--- START ---

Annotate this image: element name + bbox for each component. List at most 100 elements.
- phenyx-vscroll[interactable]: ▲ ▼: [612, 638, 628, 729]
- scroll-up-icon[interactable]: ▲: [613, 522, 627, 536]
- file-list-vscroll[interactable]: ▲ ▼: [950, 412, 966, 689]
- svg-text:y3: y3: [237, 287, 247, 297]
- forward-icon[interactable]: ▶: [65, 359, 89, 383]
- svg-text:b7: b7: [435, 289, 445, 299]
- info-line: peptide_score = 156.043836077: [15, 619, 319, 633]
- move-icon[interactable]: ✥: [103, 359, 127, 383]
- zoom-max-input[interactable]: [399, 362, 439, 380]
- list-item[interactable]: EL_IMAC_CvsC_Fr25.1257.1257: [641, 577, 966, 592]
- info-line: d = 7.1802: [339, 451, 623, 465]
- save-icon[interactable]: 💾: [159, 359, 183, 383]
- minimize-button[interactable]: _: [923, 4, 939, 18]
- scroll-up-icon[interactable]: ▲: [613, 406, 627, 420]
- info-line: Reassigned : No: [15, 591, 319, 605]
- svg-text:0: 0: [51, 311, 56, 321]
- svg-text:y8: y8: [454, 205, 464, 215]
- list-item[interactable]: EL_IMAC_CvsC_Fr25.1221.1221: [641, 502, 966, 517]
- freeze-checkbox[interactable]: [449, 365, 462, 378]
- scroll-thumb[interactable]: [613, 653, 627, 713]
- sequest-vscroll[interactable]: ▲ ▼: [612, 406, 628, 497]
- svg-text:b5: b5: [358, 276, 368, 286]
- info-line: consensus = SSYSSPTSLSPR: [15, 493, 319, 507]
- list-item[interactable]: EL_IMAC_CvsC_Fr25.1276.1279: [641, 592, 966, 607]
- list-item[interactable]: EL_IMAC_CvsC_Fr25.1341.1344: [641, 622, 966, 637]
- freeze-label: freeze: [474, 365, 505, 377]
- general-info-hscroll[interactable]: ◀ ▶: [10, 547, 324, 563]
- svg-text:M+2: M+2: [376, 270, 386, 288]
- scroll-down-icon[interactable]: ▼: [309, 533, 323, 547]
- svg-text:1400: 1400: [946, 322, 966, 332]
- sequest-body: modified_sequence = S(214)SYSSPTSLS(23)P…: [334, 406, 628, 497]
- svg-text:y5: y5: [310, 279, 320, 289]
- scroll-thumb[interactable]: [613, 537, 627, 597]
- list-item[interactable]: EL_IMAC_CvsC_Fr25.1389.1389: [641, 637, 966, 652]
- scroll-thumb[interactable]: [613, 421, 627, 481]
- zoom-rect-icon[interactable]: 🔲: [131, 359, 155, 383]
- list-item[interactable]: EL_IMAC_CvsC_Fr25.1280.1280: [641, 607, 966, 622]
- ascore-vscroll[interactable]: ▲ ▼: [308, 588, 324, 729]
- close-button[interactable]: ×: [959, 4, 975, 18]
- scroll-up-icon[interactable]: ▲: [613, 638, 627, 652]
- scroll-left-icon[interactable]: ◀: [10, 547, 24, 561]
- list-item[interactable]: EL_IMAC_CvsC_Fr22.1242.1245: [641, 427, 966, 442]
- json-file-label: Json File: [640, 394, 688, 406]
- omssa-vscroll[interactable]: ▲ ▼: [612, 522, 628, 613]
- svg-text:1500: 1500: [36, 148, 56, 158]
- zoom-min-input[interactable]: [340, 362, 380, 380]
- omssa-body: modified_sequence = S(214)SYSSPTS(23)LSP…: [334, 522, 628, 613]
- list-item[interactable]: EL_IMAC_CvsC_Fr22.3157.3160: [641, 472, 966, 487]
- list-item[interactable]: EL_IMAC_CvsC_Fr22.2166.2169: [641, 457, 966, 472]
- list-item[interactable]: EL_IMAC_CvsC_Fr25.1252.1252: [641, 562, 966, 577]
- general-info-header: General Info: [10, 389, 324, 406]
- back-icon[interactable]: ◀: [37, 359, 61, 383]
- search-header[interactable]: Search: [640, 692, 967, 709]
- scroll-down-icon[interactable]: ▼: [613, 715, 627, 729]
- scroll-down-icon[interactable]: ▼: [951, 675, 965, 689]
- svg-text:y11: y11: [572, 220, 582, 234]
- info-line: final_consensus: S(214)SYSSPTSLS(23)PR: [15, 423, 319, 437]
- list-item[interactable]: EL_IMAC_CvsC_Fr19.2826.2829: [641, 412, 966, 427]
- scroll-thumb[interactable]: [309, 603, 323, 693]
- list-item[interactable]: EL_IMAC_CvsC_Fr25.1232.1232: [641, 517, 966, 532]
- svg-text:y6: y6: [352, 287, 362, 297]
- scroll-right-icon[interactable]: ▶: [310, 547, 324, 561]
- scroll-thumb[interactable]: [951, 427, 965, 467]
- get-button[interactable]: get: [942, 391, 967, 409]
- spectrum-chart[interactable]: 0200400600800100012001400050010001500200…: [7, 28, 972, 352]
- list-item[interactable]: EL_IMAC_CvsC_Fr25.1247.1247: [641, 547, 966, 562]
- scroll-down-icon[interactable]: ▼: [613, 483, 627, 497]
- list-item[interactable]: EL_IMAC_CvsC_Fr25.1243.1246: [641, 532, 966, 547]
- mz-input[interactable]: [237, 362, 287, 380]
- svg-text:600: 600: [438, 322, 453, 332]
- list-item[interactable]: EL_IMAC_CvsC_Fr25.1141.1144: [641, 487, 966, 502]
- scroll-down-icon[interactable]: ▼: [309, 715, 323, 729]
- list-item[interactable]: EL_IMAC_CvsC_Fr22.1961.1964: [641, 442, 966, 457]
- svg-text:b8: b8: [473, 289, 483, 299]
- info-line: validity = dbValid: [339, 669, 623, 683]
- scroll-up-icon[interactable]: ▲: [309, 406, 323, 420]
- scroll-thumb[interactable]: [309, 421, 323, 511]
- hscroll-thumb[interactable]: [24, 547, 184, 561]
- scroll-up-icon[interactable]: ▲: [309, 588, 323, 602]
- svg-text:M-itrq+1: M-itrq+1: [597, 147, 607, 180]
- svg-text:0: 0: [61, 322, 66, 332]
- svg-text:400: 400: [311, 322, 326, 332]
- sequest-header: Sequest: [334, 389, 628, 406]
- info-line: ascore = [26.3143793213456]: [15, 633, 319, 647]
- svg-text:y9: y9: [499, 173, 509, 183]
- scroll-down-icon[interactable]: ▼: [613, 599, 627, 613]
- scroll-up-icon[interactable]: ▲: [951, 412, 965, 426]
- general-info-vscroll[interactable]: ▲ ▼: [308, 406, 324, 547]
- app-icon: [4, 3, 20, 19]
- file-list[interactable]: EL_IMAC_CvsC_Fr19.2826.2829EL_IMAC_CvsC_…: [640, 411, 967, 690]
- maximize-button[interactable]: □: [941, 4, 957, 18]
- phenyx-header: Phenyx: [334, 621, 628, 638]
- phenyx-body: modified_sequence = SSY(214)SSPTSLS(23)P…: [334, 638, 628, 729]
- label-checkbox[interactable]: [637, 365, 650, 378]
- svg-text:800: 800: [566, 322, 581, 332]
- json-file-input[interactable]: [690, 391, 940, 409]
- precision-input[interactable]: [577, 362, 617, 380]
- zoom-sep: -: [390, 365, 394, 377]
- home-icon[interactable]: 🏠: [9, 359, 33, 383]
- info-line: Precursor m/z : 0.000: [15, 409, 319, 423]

--- END ---

_What you will do_
An answer consisting of the number alone is required: how many lines in the entries hold the string "general"?

_Output of the exercise_
3